- [ПОСТАНОВКА ЗАДАЧИ 1]: Отредактируйте выбранный фрагмент о восприятии природы художниками. Приведите заново часть, которая открывается словами с «Двойной корень стиля» и заканчивается словами «от темперамента художника.», заменив «юношей» на «молодым человеком».
- [ПОСТАНОВКА ЗАДАЧИ 2]: Продолжите выбранный фрагмент о восприятии природы художниками, начав сразу после его последнего предложения.

- [ВЫБРАННЫЙ ФРАГМЕНТ]:

* * *

Двойной корень стиля

Введение

 

В своих воспоминаниях1 Людвиг Рихтер рассказы­вает, как однажды, будучи еще юношей, он вместе с тремя товарищами затеял написать в Тиволи уголок пейзажа, причем и он, и его товарищи твердо решили ни на волос не отклоняться от природы. И хотя ориги­нал у всех был один и тот же и каждый добросовестно держался того, что видели его глаза, все же получились четыре совершенно различные картины — настолько различные, насколько различались личности четырех художников. Отсюда автор воспоминаний выводит за­ключение, что объективного видения не существует и что форма и краска всегда воспринимаются различно, в зависимости от темперамента художника.

Это наблюдение нисколько не поражает историка ис­кусства. Давно уже известно, что каждый художник пишет «своей кровью». Все различие отдельных мастеров и их «руки» основывается в конечном итоге на при­знании подобных типов индивидуального творчества. При одинаковом вкусе (нам четыре упомянутых тиволийских пейзажа показались бы, вероятно, очень схожими, а именно назарейскими2) линия в одном случае будет иметь более ломаный, в другом — более округлый ха­рактер, движение ее будет ощущаться то как более запинающееся и медленное, то как более плавное и стре­мительное. И подобно тому как пропорции то вытяги­ваются в длину, то расползаются в ширину, моделиров­ка тела одному, может быть, представляется тоже по­лной и сочной, тогда как те же выступы и углубления другой видит гораздо более скромными и незначитель­ными. Так же дело обстоит со светом и краской. Самое искреннее намерение наблюдать точно не может поме­шать тому, что известная краска один раз воспринима­ется как более теплая, другой раз как более холодная, одна и та же тень кажется то более мягкой, то более резкой, та же полоса света — то крадущейся, то живой и играющей.

* * *

- [ФРАГМЕНТ ДАННЫХ]:
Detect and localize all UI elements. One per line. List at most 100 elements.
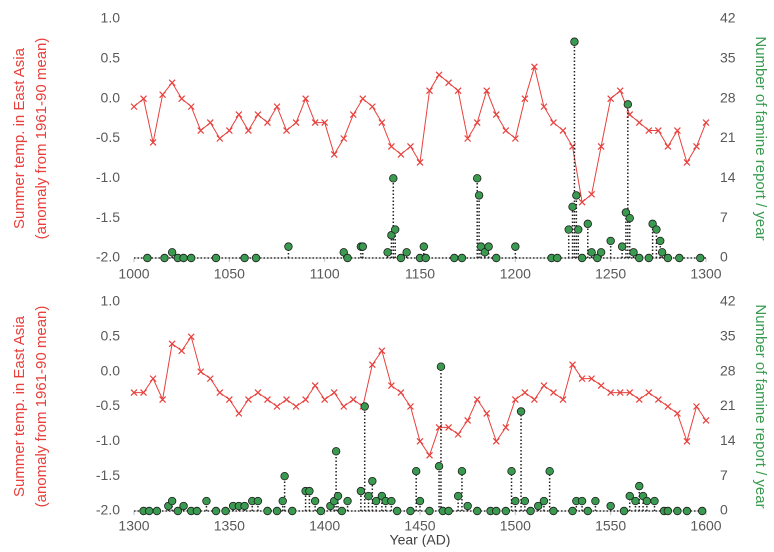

* * *

- [ИТОГОВЫЙ РЕЗУЛЬТАТ 1]:
Двойной корень стиля

Введение

 

В своих воспоминаниях1 Людвиг Рихтер рассказы­вает, как однажды, будучи еще молодым человеком, он вместе с тремя товарищами затеял написать в Тиволи уголок пейзажа, причем и он, и его товарищи твердо решили ни на волос не отклоняться от природы. И хотя ориги­нал у всех был один и тот же и каждый добросовестно держался того, что видели его глаза, все же получились четыре совершенно различные картины — настолько различные, насколько различались личности четырех художников. Отсюда автор воспоминаний выводит за­ключение, что объективного видения не существует и что форма и краска всегда воспринимаются различно, в зависимости от темперамента художника.

- [ИТОГОВЫЙ РЕЗУЛЬТАТ 2]:
Если не вменять себе в обязанность сравнение с од­ним и тем же оригиналом, то различия между этими индивидуальными стилями выступают, конечно, с еще большей отчетливостью. Боттичелли и Лоренцо ди Kpeди — художники близкие по времени и родственные по происхождению, оба они флорентийцы позднего кват­роченто; но боттичеллиевский рисунок женского те­ла (1), в смысле понимания строения и форм, есть не­что свойственное только ему и отличается от любого изображения женского тела Лоренцо (2) столь же ос­новательно и радикально, как дуб отличается от липы. Бурные линии Боттичелли каждой форме сообщают своеобразную остроту и активность, для рассудительно моделирующего Лоренцо все сводится к впечатлению покоящегося явления. Нет ничего поучительнее сравнения одинаково согнутых рук у того и другого художни­ка. Острота локтя, изящное очертание предплечья, лу­чеобразно раздвинутые пальцы, прижатые к груди, заряженность каждой линии энергией — таков Боттичел­ли; Креди, напротив, производит впечатление какой-то вялости. Весьма убедительно моделированная, т. е. по­чувствованная объемно, форма его все же лишена при­тягательной силы Боттичеллиева контура. Перед нами различие темпераментов, и это различие сказывается всюду, — все равно, будем ли мы сравнивать целое или части. Существенные подробности стиля познаются в рисунке любой детали, хотя бы ноздри.

У Креди позирует определенное лицо, чего нельзя сказать относительно Боттичелли. Однако нетрудно убе­диться, что понимание формы в обоих случаях согласу­ется с определенным представлением о прекрасном об­разе и прекрасном движении, и если Боттичелли, созда­вая стройную высокую фигуру, всецело руководствует­ся своим идеалом формы, то чувствуется, что натура, заимствованная из конкретной действительности, не по­мешала также и Креди выразить в поступи и пропорци­ях свой идеал.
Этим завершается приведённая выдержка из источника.